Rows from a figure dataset
........

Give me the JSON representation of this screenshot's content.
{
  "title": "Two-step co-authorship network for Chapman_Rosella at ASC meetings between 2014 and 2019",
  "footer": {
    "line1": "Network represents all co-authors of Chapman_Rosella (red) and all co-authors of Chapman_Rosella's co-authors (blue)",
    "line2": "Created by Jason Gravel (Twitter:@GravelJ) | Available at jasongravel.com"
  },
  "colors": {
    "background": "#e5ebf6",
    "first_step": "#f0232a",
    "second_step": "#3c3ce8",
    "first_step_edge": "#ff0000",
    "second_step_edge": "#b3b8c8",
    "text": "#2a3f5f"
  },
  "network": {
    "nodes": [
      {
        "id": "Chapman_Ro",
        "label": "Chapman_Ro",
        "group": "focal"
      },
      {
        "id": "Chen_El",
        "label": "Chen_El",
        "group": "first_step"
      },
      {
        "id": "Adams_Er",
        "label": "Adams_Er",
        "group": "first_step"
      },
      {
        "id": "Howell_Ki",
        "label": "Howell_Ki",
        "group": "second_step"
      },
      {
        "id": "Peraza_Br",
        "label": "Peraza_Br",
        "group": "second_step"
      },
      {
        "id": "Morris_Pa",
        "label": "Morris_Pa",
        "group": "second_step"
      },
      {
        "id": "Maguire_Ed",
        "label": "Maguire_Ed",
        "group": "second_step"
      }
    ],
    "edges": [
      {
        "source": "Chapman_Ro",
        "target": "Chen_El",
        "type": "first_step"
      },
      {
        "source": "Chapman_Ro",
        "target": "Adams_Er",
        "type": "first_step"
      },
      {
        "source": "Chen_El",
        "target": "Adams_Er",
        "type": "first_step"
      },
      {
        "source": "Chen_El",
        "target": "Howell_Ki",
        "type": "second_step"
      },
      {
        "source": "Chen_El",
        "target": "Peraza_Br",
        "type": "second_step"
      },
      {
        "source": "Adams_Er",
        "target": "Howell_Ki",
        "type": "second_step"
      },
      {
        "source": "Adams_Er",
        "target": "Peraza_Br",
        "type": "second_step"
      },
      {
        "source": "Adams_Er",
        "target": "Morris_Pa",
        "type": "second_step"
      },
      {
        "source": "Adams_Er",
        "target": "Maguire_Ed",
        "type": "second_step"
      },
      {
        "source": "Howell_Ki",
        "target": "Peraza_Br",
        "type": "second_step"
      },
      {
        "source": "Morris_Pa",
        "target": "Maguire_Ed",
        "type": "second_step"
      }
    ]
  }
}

........

• **WHAT IS EXPECTED**: Exactly as written above, please repeat the entries.

• **TASK RESPONSE**:
Give me the JSON representation of this screenshot's content.
{
  "title": "Two-step co-authorship network for Chapman_Rosella at ASC meetings between 2014 and 2019",
  "footer": {
    "line1": "Network represents all co-authors of Chapman_Rosella (red) and all co-authors of Chapman_Rosella's co-authors (blue)",
    "line2": "Created by Jason Gravel (Twitter:@GravelJ) | Available at jasongravel.com"
  },
  "colors": {
    "background": "#e5ebf6",
    "first_step": "#f0232a",
    "second_step": "#3c3ce8",
    "first_step_edge": "#ff0000",
    "second_step_edge": "#b3b8c8",
    "text": "#2a3f5f"
  },
  "network": {
    "nodes": [
      {
        "id": "Chapman_Ro",
        "label": "Chapman_Ro",
        "group": "focal"
      },
      {
        "id": "Chen_El",
        "label": "Chen_El",
        "group": "first_step"
      },
      {
        "id": "Adams_Er",
        "label": "Adams_Er",
        "group": "first_step"
      },
      {
        "id": "Howell_Ki",
        "label": "Howell_Ki",
        "group": "second_step"
      },
      {
        "id": "Peraza_Br",
        "label": "Peraza_Br",
        "group": "second_step"
      },
      {
        "id": "Morris_Pa",
        "label": "Morris_Pa",
        "group": "second_step"
      },
      {
        "id": "Maguire_Ed",
        "label": "Maguire_Ed",
        "group": "second_step"
      }
    ],
    "edges": [
      {
        "source": "Chapman_Ro",
        "target": "Chen_El",
        "type": "first_step"
      },
      {
        "source": "Chapman_Ro",
        "target": "Adams_Er",
        "type": "first_step"
      },
      {
        "source": "Chen_El",
        "target": "Adams_Er",
        "type": "first_step"
      },
      {
        "source": "Chen_El",
        "target": "Howell_Ki",
        "type": "second_step"
      },
      {
        "source": "Chen_El",
        "target": "Peraza_Br",
        "type": "second_step"
      },
      {
        "source": "Adams_Er",
        "target": "Howell_Ki",
        "type": "second_step"
      },
      {
        "source": "Adams_Er",
        "target": "Peraza_Br",
        "type": "second_step"
      },
      {
        "source": "Adams_Er",
        "target": "Morris_Pa",
        "type": "second_step"
      },
      {
        "source": "Adams_Er",
        "target": "Maguire_Ed",
        "type": "second_step"
      },
      {
        "source": "Howell_Ki",
        "target": "Peraza_Br",
        "type": "second_step"
      },
      {
        "source": "Morris_Pa",
        "target": "Maguire_Ed",
        "type": "second_step"
      }
    ]
  }
}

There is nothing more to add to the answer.